Mendive v. Third Judicial District Court

253 P.2d 884, 70 Nev. 51, 1953 Nev. LEXIS 48
CourtNevada Supreme Court
DecidedFebruary 26, 1953
Docket3728
StatusPublished
Cited by4 cases

This text of 253 P.2d 884 (Mendive v. Third Judicial District Court) is published on Counsel Stack Legal Research, covering Nevada Supreme Court primary law. Counsel Stack provides free access to over 12 million legal documents including statutes, case law, regulations, and constitutions.

Bluebook
Mendive v. Third Judicial District Court, 253 P.2d 884, 70 Nev. 51, 1953 Nev. LEXIS 48 (Neb. 1953).

Opinion

*53 OPINION

By the Court,

Badt, J.:

This is a proceeding in prohibition in which the relator seeks to prohibit the respondent court and judge from continuing with adoption proceedings initiated by the individual respondents. The relator’s challenge of the jurisdiction of the Third judicial district court of Lander county to entertain the adoption petition is met by that court’s challenge of the jurisdiction of the *54 Second judicial district court of Washoe county to entertain the relator’s guardianship petition there. In determining these counter charges of lack of jurisdiction in the respective courts, a consideration of the facts and proceedings to date becomes necessary.

The minor child involved, David Vinn Adams, was orphaned at the age of less than five months while apparently domiciled in the state of California, and shortly thereafter was delivered into the custody of Madeleine Maestretti Mendive, the infant’s maternal aunt, in the state of Nevada. Mrs. Mendive made an abortive attempt in Elko county, Nevada, to secure letters of guardianship there. This proceeding was dismissed, and she and her husband moved to Washoe county. The infant is still in her custody.

On September 13, 1952, while the infant was living with Mr. and Mrs. Mendive in Washoe county, the infant’s maternal grandfather, Don P. Maestretti, and his wife, Helen Maestretti, filed a petition in the Third judicial district court, Lander county, for the adoption of the minor. On September 20, 1952 the judge of that court issued a citation directing Mrs. Mendive, as custodian of the minor, to show cause why said minor “should not be placed in the custody of Don P. Maestretti and Helen Maestretti, and why you should not be divested of the possession and custody of said David Vinn Adams.” Such citation was served upon Mr. and Mrs. Mendive in Washoe county, September 22, 1952.

SUPPLIED DATA -
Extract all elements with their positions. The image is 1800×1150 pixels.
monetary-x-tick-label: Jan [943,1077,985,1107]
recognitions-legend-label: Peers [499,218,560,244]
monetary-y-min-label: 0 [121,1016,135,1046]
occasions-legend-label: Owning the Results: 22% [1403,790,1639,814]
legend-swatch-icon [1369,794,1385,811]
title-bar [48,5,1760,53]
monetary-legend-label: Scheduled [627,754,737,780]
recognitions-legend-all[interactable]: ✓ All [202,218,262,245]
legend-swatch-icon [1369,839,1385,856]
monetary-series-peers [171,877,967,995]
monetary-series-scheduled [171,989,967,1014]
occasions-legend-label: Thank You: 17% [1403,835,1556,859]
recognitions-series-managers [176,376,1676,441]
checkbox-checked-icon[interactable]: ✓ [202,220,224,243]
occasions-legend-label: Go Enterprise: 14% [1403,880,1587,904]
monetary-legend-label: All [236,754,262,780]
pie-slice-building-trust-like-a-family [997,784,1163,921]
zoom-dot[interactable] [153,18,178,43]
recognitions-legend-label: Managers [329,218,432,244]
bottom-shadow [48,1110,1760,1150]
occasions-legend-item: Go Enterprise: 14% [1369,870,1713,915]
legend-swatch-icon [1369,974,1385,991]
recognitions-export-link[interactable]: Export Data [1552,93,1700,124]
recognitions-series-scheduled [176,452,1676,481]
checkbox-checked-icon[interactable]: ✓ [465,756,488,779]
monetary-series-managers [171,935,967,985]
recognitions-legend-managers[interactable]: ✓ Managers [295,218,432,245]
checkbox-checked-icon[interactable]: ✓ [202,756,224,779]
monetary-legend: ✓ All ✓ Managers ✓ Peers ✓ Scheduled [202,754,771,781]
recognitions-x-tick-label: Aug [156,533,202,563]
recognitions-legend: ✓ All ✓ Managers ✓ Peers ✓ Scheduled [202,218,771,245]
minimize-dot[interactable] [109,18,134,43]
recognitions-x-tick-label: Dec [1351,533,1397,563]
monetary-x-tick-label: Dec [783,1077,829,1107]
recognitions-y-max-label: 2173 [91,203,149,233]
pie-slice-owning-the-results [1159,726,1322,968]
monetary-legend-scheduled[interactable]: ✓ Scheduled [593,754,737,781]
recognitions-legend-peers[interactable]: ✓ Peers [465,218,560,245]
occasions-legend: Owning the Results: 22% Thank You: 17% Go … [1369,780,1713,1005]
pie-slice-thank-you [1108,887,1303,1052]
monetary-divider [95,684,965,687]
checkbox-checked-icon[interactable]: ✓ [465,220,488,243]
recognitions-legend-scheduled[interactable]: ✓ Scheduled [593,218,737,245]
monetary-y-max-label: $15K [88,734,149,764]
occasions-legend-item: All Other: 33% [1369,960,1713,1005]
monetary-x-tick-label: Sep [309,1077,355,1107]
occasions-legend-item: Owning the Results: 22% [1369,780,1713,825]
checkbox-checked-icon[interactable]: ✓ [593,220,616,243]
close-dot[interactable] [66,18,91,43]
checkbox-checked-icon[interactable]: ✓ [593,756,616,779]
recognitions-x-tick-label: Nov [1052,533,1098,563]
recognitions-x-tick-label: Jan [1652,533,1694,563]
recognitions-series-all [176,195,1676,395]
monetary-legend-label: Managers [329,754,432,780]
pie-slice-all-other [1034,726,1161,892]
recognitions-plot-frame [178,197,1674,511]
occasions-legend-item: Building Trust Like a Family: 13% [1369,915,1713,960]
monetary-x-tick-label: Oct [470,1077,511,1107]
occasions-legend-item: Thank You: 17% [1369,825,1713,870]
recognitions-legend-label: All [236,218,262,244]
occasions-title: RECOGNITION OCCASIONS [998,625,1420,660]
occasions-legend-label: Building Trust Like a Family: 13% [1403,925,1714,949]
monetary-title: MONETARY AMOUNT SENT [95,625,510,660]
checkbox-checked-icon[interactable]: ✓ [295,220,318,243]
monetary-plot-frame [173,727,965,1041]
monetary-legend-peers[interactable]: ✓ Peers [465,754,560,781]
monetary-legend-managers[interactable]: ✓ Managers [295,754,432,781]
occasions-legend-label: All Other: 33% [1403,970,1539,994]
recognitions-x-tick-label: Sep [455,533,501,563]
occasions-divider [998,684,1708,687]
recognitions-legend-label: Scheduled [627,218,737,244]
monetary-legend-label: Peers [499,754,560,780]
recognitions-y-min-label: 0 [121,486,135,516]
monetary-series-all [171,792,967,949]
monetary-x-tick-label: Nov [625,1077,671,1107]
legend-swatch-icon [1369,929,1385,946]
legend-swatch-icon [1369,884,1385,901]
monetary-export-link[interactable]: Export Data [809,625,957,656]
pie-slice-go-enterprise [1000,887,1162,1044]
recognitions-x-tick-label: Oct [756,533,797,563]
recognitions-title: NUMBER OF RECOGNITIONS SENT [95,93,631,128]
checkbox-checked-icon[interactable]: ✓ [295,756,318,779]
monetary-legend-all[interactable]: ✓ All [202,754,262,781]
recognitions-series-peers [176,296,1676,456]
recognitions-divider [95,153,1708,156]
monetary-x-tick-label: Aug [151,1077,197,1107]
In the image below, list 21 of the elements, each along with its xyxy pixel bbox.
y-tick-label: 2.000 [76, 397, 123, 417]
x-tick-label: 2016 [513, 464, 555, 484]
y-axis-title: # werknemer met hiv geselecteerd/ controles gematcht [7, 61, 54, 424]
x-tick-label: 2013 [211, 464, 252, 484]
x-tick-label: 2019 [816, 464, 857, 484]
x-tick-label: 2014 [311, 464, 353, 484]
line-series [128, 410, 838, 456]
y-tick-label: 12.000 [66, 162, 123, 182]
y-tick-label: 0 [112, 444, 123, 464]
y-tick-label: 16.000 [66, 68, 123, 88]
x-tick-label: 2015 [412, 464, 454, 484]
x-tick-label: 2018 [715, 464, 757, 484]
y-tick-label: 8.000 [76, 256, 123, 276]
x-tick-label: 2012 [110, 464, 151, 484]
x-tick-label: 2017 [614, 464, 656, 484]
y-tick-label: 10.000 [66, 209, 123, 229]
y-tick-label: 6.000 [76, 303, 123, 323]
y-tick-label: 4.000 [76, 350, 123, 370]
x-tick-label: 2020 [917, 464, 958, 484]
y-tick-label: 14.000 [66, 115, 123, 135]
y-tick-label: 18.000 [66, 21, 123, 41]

WORK INSTRUCTION 1 -
Reproduce the Mendive opinion word for word from "On September 13, 1952, while" to "September 22, 1952.".
WORK INSTRUCTION 2 -
List every Nevada county named in the Mendive opinion.
The records have nothing to do with the Mendive opinion.

EXERCISE OUTPUT 1 -
On September 13, 1952, while the infant was living with Mr. and Mrs. Mendive in Washoe county, the infant’s maternal grandfather, Don P. Maestretti, and his wife, Helen Maestretti, filed a petition in the Third judicial district court, Lander county, for the adoption of the minor. On September 20, 1952 the judge of that court issued a citation directing Mrs. Mendive, as custodian of the minor, to show cause why said minor “should not be placed in the custody of Don P. Maestretti and Helen Maestretti, and why you should not be divested of the possession and custody of said David Vinn Adams.” Such citation was served upon Mr. and Mrs. Mendive in Washoe county, September 22, 1952.

EXERCISE OUTPUT 2 -
Lander county
Washoe county
Elko county